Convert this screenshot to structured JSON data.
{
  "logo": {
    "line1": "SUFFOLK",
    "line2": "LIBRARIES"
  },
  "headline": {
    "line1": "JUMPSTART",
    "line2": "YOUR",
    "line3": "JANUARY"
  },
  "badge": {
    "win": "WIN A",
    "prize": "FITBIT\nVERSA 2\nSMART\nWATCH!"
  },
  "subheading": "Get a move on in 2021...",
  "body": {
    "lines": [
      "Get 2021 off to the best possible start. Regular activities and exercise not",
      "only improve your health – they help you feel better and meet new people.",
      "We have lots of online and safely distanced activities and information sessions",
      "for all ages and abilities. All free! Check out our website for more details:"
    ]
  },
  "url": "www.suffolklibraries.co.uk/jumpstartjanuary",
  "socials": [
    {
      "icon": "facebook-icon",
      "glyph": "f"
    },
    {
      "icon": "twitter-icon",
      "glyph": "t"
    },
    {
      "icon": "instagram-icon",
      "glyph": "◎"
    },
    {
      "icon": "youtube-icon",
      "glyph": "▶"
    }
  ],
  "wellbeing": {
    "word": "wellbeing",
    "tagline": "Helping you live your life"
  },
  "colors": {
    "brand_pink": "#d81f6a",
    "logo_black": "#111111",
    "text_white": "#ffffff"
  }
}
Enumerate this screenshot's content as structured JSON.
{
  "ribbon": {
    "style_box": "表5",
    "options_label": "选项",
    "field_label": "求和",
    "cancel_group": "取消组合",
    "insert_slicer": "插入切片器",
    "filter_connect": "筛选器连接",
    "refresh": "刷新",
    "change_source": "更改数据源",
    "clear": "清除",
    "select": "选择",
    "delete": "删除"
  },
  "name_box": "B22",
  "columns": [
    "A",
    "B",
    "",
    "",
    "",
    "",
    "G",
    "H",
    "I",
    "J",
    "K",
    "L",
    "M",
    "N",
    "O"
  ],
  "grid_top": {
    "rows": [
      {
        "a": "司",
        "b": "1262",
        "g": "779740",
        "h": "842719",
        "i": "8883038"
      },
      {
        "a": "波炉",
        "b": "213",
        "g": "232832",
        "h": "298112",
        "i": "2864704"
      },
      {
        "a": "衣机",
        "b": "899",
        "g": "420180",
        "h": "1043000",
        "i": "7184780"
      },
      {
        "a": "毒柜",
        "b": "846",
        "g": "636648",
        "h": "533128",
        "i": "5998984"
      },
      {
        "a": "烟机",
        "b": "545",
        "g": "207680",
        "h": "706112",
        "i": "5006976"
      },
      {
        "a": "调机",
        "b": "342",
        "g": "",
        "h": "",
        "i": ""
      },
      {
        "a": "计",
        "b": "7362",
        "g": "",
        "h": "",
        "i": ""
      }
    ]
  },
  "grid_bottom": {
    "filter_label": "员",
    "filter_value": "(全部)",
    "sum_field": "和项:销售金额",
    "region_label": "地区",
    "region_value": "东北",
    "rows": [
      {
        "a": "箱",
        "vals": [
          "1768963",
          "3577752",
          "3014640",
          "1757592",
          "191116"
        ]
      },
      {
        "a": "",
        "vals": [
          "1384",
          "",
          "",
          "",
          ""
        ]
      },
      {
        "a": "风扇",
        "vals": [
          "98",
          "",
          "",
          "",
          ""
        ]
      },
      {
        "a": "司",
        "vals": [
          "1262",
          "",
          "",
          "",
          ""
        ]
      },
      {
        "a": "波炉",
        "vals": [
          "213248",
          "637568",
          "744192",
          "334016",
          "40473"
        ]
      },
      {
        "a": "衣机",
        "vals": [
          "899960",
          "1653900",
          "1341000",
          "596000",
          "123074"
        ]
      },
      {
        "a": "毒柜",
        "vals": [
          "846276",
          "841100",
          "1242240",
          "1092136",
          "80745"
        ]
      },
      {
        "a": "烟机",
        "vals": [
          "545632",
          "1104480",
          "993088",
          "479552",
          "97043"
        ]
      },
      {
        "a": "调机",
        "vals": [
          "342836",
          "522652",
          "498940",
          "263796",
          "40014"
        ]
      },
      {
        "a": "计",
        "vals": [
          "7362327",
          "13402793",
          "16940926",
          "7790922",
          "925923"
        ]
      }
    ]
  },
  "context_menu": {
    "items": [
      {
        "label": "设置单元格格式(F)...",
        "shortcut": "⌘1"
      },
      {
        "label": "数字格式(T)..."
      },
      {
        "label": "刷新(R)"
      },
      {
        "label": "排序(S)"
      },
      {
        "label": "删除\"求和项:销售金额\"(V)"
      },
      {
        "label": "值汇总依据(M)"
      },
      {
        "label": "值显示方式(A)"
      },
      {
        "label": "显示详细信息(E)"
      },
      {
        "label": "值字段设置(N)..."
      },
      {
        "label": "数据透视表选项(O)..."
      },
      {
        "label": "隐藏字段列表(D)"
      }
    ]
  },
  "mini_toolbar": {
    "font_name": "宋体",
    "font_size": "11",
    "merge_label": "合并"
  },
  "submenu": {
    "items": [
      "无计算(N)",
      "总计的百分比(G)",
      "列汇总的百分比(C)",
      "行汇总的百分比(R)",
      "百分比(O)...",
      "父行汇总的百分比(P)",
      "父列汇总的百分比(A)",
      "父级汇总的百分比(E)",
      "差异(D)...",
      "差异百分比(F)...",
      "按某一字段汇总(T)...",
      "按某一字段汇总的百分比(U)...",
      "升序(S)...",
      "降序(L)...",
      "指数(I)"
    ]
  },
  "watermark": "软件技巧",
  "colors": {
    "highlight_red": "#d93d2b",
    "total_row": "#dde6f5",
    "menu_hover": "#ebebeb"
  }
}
——
**WHAT NEEDS TO BE DONE:** Return all lines with the word "JSON" in them.

**THE COMPLETED TASK:**
Convert this screenshot to structured JSON data.
Enumerate this screenshot's content as structured JSON.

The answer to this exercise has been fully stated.